What you will do> Review the material line by line. Identify and copy every line that contains the string "ITCP".

Records shown>
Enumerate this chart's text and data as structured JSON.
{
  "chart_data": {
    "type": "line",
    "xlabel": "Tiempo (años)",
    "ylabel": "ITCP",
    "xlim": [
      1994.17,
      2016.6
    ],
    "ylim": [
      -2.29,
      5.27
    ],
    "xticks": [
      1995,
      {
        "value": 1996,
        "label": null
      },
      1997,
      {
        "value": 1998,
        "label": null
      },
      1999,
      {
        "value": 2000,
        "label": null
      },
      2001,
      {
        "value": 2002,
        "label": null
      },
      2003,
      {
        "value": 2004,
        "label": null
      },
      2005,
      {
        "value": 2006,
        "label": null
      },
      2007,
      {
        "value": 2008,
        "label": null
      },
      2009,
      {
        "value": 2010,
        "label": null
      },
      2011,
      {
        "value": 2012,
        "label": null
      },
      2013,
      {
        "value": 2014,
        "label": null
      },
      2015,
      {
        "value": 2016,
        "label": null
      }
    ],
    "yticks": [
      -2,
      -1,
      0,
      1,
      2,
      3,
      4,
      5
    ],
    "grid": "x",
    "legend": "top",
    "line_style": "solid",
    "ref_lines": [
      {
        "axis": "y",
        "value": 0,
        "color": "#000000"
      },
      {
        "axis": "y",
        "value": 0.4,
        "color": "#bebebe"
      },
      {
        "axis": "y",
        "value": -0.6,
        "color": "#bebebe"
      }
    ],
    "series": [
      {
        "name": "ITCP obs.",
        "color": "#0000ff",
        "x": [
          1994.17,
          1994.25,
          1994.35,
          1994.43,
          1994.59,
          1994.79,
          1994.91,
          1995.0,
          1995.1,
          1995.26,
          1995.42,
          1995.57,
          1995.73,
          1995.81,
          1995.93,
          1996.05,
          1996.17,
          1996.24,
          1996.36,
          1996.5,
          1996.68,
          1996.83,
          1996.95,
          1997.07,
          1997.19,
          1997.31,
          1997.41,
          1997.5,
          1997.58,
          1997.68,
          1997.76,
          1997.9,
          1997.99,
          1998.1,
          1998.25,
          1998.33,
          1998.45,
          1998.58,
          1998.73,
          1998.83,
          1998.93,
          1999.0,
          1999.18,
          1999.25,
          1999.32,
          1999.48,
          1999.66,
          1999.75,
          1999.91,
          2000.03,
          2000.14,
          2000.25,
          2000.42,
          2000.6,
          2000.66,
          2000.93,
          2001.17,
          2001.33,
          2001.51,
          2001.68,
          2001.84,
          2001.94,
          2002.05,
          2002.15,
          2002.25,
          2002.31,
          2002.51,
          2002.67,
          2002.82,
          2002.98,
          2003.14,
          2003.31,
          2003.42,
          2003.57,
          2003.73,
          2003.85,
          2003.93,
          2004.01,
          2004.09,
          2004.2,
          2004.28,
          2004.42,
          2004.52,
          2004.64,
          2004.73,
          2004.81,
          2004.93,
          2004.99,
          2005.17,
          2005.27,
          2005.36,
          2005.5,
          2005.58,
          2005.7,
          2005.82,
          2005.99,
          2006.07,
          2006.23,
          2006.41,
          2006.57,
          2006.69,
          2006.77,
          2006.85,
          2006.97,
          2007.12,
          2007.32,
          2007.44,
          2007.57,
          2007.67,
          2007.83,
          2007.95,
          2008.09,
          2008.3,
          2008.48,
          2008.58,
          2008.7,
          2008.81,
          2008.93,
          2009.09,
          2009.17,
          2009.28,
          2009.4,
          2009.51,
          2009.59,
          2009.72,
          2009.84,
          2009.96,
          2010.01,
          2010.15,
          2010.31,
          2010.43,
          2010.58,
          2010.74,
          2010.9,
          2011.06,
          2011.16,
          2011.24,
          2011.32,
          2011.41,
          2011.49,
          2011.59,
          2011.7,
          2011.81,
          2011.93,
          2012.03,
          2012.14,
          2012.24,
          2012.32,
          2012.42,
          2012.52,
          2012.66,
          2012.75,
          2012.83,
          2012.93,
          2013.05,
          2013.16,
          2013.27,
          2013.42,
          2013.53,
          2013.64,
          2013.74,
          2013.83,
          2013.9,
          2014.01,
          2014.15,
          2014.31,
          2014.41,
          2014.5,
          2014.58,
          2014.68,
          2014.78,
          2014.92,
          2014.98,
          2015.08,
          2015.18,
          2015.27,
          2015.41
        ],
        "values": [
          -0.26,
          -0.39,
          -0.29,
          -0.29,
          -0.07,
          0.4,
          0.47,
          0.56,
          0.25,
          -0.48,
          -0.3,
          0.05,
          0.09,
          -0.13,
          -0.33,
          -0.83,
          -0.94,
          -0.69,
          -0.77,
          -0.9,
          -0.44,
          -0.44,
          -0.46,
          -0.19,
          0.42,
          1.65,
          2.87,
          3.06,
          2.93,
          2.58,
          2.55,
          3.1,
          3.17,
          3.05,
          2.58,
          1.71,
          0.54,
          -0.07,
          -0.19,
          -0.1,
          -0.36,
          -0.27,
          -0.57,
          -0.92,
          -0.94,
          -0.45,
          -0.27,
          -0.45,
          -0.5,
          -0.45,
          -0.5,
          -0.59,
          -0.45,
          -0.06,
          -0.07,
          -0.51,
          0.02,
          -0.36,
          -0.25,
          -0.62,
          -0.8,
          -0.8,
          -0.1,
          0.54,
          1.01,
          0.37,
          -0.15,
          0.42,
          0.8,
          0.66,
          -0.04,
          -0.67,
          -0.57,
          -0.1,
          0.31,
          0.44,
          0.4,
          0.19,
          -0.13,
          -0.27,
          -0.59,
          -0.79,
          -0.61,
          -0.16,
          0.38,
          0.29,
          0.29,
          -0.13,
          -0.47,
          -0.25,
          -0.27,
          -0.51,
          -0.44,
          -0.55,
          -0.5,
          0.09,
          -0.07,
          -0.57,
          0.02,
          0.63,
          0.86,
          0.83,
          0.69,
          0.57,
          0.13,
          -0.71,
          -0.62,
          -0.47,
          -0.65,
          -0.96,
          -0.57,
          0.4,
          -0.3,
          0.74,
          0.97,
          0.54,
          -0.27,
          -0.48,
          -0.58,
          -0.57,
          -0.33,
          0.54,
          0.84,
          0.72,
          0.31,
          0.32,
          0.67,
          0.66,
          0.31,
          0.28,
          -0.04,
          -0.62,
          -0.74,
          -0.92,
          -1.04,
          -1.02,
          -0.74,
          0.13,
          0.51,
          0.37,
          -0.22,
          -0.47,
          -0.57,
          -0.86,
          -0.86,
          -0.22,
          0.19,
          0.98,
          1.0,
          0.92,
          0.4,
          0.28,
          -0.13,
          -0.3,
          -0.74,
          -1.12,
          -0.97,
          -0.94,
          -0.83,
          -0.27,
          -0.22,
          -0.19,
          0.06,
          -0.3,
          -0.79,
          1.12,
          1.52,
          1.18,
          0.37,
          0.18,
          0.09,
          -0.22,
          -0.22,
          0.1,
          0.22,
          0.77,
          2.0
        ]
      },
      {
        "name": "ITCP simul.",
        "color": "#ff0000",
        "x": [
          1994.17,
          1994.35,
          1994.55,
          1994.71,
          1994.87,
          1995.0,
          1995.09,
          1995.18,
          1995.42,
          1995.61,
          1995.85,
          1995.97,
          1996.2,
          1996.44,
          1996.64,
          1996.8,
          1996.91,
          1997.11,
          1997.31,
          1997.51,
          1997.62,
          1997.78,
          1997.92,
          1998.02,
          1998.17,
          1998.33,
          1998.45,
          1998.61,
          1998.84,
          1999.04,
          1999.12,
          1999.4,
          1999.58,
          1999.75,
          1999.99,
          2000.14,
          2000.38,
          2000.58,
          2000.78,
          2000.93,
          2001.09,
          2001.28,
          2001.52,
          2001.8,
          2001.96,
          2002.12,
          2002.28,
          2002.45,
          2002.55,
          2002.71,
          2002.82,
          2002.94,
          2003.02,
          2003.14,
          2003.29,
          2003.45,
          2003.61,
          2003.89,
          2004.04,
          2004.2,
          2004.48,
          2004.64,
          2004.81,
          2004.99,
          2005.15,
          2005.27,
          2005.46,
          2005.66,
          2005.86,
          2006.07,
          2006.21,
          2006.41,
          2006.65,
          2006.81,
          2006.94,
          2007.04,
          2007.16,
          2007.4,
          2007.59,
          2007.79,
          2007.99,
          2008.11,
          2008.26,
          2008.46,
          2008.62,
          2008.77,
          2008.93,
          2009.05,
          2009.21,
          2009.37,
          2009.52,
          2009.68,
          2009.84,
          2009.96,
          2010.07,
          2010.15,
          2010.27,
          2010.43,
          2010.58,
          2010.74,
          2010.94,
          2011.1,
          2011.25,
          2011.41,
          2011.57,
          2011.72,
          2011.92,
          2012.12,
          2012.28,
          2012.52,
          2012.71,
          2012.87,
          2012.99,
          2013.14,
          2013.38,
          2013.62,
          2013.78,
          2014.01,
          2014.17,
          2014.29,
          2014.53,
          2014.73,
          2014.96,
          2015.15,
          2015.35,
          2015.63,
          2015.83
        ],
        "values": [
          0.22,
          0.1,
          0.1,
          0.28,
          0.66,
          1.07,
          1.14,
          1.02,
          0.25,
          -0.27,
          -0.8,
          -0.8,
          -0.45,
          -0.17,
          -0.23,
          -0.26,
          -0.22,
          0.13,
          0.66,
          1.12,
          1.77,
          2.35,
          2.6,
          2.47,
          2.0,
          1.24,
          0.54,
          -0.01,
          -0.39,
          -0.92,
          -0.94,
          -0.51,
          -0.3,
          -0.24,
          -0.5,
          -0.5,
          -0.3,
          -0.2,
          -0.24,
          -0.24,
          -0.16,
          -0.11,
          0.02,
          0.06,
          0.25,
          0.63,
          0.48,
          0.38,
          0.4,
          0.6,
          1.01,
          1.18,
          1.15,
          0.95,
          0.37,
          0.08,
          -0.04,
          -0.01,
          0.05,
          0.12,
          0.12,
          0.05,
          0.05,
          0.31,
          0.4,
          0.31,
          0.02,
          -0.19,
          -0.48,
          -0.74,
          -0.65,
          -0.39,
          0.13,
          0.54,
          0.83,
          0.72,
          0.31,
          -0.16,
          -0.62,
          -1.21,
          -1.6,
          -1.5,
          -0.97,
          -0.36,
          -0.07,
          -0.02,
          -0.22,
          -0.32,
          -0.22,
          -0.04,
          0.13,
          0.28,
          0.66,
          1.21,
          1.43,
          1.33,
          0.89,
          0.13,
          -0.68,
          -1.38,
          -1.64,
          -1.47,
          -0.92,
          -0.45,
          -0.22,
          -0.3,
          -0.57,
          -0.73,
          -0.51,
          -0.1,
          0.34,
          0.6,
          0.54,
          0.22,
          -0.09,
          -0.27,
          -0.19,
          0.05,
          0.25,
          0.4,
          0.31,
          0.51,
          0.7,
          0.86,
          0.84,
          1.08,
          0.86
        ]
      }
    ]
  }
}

Output for this task>
    "ylabel": "ITCP",
        "name": "ITCP obs.",
        "name": "ITCP simul.",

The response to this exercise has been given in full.